Problem statement
Scan the data below and pick out the lines containing the word "수출물류비를".

-- START --

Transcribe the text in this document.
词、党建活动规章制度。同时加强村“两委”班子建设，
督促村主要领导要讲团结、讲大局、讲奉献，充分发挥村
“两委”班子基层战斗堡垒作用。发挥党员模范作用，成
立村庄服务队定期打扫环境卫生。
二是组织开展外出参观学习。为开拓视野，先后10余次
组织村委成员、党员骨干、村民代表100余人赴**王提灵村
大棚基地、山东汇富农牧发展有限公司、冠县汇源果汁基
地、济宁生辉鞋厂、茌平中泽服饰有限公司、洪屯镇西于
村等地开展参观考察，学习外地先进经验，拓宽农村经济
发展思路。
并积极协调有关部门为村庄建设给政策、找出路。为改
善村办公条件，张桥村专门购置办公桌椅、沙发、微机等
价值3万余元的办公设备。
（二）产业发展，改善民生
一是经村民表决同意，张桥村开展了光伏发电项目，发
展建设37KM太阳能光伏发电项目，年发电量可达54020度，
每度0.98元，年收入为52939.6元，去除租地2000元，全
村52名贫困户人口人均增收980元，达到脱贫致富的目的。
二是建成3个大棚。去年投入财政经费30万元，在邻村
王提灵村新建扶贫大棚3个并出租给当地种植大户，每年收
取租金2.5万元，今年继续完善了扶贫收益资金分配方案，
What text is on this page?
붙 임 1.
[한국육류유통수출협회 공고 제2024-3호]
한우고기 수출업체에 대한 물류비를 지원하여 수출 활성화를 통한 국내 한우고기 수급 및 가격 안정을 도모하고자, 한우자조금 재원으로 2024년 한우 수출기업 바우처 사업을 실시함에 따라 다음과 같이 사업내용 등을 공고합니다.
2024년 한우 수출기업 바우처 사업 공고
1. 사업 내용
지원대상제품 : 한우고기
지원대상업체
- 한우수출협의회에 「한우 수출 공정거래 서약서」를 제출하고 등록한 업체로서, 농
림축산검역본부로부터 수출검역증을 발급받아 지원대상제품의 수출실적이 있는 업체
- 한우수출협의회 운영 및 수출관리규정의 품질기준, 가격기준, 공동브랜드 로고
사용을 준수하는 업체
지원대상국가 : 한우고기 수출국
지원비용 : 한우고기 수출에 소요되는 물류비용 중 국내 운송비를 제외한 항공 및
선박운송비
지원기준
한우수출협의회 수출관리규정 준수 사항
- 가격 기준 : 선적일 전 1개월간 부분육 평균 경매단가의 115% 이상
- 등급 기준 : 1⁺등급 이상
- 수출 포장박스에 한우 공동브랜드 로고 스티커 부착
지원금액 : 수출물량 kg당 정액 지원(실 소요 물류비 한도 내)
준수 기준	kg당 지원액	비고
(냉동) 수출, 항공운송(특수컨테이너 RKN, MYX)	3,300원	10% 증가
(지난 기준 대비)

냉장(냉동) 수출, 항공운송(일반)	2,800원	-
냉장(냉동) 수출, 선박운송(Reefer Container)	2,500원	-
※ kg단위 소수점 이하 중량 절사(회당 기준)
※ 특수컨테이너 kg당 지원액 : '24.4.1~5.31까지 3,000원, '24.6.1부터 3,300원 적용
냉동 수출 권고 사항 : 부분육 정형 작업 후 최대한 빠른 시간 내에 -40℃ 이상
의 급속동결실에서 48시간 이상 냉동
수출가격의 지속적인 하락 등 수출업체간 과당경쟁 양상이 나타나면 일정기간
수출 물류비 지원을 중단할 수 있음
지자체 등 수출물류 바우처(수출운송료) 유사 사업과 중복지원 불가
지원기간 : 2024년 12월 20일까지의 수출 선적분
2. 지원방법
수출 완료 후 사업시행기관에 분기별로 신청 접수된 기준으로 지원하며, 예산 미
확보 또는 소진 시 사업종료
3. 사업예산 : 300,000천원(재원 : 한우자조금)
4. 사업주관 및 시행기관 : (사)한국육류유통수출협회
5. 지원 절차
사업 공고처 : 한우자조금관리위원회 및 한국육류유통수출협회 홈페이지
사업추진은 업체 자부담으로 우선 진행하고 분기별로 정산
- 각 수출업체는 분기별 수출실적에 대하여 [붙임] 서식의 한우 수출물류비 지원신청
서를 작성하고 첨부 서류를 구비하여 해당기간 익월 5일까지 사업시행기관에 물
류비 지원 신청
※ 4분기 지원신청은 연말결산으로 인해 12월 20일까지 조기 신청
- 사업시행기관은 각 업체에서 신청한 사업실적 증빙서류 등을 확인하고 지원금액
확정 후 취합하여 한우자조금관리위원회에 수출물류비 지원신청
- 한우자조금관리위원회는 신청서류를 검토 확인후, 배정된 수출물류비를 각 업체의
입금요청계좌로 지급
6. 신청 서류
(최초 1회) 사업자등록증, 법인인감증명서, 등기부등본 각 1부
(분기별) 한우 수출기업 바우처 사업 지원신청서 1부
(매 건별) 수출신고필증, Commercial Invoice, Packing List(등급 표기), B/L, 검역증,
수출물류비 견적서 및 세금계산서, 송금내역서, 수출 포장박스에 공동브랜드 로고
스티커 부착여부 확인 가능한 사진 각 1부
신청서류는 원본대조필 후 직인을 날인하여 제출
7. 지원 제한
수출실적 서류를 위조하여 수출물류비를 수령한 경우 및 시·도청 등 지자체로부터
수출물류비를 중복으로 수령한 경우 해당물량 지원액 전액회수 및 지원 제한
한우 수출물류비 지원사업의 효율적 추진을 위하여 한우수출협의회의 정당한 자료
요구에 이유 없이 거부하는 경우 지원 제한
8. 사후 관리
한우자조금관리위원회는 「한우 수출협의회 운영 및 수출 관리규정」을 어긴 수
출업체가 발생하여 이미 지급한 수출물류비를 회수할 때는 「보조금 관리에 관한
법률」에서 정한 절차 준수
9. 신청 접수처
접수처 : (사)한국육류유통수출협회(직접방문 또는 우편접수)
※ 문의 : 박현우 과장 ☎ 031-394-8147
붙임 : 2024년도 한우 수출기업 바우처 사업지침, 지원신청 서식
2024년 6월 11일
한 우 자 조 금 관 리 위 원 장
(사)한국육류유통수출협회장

-- END --

Full solution
- 한우자조금관리위원회는 신청서류를 검토 확인후, 배정된 수출물류비를 각 업체의
수출실적 서류를 위조하여 수출물류비를 수령한 경우 및 시·도청 등 지자체로부터
수출물류비를 중복으로 수령한 경우 해당물량 지원액 전액회수 및 지원 제한
출업체가 발생하여 이미 지급한 수출물류비를 회수할 때는 「보조금 관리에 관한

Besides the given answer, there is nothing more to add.